[Start]

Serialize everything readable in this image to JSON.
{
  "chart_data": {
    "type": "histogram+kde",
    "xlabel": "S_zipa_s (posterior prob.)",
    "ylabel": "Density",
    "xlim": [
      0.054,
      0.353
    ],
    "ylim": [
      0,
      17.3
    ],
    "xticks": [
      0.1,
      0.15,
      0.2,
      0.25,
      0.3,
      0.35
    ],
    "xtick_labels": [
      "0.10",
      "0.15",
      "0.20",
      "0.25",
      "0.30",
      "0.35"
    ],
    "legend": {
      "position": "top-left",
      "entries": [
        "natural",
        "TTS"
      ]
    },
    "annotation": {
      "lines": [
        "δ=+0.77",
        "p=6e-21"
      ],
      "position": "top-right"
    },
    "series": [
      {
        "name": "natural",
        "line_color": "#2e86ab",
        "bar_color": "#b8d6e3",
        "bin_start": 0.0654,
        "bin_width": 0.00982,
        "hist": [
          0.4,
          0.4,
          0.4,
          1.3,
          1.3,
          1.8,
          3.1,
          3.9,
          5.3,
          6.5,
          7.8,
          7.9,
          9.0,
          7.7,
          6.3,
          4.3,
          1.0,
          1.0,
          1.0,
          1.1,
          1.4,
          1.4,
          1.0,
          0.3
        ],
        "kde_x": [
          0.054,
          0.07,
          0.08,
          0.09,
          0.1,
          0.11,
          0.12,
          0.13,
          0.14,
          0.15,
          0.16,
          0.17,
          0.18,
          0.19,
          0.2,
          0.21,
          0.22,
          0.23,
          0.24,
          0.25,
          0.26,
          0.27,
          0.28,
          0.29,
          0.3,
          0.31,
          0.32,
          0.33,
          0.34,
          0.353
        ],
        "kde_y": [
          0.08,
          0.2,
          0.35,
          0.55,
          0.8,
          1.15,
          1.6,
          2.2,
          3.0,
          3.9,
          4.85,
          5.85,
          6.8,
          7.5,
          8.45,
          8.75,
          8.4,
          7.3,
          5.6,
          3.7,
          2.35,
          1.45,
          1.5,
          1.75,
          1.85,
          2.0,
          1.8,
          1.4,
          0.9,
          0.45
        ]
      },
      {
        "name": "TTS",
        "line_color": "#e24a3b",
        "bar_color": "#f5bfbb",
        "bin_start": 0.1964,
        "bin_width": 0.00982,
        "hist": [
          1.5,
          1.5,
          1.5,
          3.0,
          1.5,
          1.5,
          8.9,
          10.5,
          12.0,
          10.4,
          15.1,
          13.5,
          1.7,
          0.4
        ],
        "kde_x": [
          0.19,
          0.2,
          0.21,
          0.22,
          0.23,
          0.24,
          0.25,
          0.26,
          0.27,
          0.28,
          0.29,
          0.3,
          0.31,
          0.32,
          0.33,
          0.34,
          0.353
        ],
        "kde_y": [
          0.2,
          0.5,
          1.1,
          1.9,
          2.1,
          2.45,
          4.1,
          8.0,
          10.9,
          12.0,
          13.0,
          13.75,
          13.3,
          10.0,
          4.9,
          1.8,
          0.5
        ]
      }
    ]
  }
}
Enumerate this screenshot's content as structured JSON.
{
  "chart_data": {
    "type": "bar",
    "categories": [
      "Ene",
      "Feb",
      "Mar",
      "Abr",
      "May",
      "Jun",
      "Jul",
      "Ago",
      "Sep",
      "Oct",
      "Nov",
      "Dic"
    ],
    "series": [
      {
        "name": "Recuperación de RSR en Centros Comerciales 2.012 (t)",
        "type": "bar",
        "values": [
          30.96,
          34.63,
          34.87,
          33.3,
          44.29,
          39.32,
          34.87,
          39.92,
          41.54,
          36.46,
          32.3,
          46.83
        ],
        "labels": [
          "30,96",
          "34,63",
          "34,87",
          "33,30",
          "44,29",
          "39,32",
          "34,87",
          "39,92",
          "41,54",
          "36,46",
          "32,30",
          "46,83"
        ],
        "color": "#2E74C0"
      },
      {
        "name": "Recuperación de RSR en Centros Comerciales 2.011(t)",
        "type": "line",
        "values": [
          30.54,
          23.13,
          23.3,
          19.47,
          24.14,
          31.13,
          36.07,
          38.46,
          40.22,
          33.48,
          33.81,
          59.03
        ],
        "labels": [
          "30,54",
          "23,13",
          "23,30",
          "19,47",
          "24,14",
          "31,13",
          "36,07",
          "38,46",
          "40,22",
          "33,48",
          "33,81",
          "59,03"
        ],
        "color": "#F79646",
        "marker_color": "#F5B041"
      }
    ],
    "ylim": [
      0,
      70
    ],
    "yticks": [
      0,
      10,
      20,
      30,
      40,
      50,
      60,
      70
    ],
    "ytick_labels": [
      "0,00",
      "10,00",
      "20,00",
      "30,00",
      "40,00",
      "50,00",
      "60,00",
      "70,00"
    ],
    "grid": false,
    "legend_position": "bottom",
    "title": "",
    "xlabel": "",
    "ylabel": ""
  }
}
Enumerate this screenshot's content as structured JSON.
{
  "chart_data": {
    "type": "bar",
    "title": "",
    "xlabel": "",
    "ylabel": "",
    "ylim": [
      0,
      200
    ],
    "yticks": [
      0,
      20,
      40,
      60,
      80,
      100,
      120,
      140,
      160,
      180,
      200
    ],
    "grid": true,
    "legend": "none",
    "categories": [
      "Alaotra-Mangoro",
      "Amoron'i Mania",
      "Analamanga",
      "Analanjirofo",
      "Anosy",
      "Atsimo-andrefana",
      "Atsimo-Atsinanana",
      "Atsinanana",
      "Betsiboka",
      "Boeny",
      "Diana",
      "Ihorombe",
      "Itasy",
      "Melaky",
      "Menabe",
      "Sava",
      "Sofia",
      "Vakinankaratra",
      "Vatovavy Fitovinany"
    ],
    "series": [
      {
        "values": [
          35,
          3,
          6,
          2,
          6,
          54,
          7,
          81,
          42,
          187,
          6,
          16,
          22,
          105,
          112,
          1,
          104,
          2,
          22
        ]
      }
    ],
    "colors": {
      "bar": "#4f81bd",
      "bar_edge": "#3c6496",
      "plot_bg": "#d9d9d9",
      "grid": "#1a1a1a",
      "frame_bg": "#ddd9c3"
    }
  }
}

[End]

What the task asks
Write out the full set of records exactly as given.

Answer to this problem
Serialize everything readable in this image to JSON.
{
  "chart_data": {
    "type": "histogram+kde",
    "xlabel": "S_zipa_s (posterior prob.)",
    "ylabel": "Density",
    "xlim": [
      0.054,
      0.353
    ],
    "ylim": [
      0,
      17.3
    ],
    "xticks": [
      0.1,
      0.15,
      0.2,
      0.25,
      0.3,
      0.35
    ],
    "xtick_labels": [
      "0.10",
      "0.15",
      "0.20",
      "0.25",
      "0.30",
      "0.35"
    ],
    "legend": {
      "position": "top-left",
      "entries": [
        "natural",
        "TTS"
      ]
    },
    "annotation": {
      "lines": [
        "δ=+0.77",
        "p=6e-21"
      ],
      "position": "top-right"
    },
    "series": [
      {
        "name": "natural",
        "line_color": "#2e86ab",
        "bar_color": "#b8d6e3",
        "bin_start": 0.0654,
        "bin_width": 0.00982,
        "hist": [
          0.4,
          0.4,
          0.4,
          1.3,
          1.3,
          1.8,
          3.1,
          3.9,
          5.3,
          6.5,
          7.8,
          7.9,
          9.0,
          7.7,
          6.3,
          4.3,
          1.0,
          1.0,
          1.0,
          1.1,
          1.4,
          1.4,
          1.0,
          0.3
        ],
        "kde_x": [
          0.054,
          0.07,
          0.08,
          0.09,
          0.1,
          0.11,
          0.12,
          0.13,
          0.14,
          0.15,
          0.16,
          0.17,
          0.18,
          0.19,
          0.2,
          0.21,
          0.22,
          0.23,
          0.24,
          0.25,
          0.26,
          0.27,
          0.28,
          0.29,
          0.3,
          0.31,
          0.32,
          0.33,
          0.34,
          0.353
        ],
        "kde_y": [
          0.08,
          0.2,
          0.35,
          0.55,
          0.8,
          1.15,
          1.6,
          2.2,
          3.0,
          3.9,
          4.85,
          5.85,
          6.8,
          7.5,
          8.45,
          8.75,
          8.4,
          7.3,
          5.6,
          3.7,
          2.35,
          1.45,
          1.5,
          1.75,
          1.85,
          2.0,
          1.8,
          1.4,
          0.9,
          0.45
        ]
      },
      {
        "name": "TTS",
        "line_color": "#e24a3b",
        "bar_color": "#f5bfbb",
        "bin_start": 0.1964,
        "bin_width": 0.00982,
        "hist": [
          1.5,
          1.5,
          1.5,
          3.0,
          1.5,
          1.5,
          8.9,
          10.5,
          12.0,
          10.4,
          15.1,
          13.5,
          1.7,
          0.4
        ],
        "kde_x": [
          0.19,
          0.2,
          0.21,
          0.22,
          0.23,
          0.24,
          0.25,
          0.26,
          0.27,
          0.28,
          0.29,
          0.3,
          0.31,
          0.32,
          0.33,
          0.34,
          0.353
        ],
        "kde_y": [
          0.2,
          0.5,
          1.1,
          1.9,
          2.1,
          2.45,
          4.1,
          8.0,
          10.9,
          12.0,
          13.0,
          13.75,
          13.3,
          10.0,
          4.9,
          1.8,
          0.5
        ]
      }
    ]
  }
}
Enumerate this screenshot's content as structured JSON.
{
  "chart_data": {
    "type": "bar",
    "categories": [
      "Ene",
      "Feb",
      "Mar",
      "Abr",
      "May",
      "Jun",
      "Jul",
      "Ago",
      "Sep",
      "Oct",
      "Nov",
      "Dic"
    ],
    "series": [
      {
        "name": "Recuperación de RSR en Centros Comerciales 2.012 (t)",
        "type": "bar",
        "values": [
          30.96,
          34.63,
          34.87,
          33.3,
          44.29,
          39.32,
          34.87,
          39.92,
          41.54,
          36.46,
          32.3,
          46.83
        ],
        "labels": [
          "30,96",
          "34,63",
          "34,87",
          "33,30",
          "44,29",
          "39,32",
          "34,87",
          "39,92",
          "41,54",
          "36,46",
          "32,30",
          "46,83"
        ],
        "color": "#2E74C0"
      },
      {
        "name": "Recuperación de RSR en Centros Comerciales 2.011(t)",
        "type": "line",
        "values": [
          30.54,
          23.13,
          23.3,
          19.47,
          24.14,
          31.13,
          36.07,
          38.46,
          40.22,
          33.48,
          33.81,
          59.03
        ],
        "labels": [
          "30,54",
          "23,13",
          "23,30",
          "19,47",
          "24,14",
          "31,13",
          "36,07",
          "38,46",
          "40,22",
          "33,48",
          "33,81",
          "59,03"
        ],
        "color": "#F79646",
        "marker_color": "#F5B041"
      }
    ],
    "ylim": [
      0,
      70
    ],
    "yticks": [
      0,
      10,
      20,
      30,
      40,
      50,
      60,
      70
    ],
    "ytick_labels": [
      "0,00",
      "10,00",
      "20,00",
      "30,00",
      "40,00",
      "50,00",
      "60,00",
      "70,00"
    ],
    "grid": false,
    "legend_position": "bottom",
    "title": "",
    "xlabel": "",
    "ylabel": ""
  }
}
Enumerate this screenshot's content as structured JSON.
{
  "chart_data": {
    "type": "bar",
    "title": "",
    "xlabel": "",
    "ylabel": "",
    "ylim": [
      0,
      200
    ],
    "yticks": [
      0,
      20,
      40,
      60,
      80,
      100,
      120,
      140,
      160,
      180,
      200
    ],
    "grid": true,
    "legend": "none",
    "categories": [
      "Alaotra-Mangoro",
      "Amoron'i Mania",
      "Analamanga",
      "Analanjirofo",
      "Anosy",
      "Atsimo-andrefana",
      "Atsimo-Atsinanana",
      "Atsinanana",
      "Betsiboka",
      "Boeny",
      "Diana",
      "Ihorombe",
      "Itasy",
      "Melaky",
      "Menabe",
      "Sava",
      "Sofia",
      "Vakinankaratra",
      "Vatovavy Fitovinany"
    ],
    "series": [
      {
        "values": [
          35,
          3,
          6,
          2,
          6,
          54,
          7,
          81,
          42,
          187,
          6,
          16,
          22,
          105,
          112,
          1,
          104,
          2,
          22
        ]
      }
    ],
    "colors": {
      "bar": "#4f81bd",
      "bar_edge": "#3c6496",
      "plot_bg": "#d9d9d9",
      "grid": "#1a1a1a",
      "frame_bg": "#ddd9c3"
    }
  }
}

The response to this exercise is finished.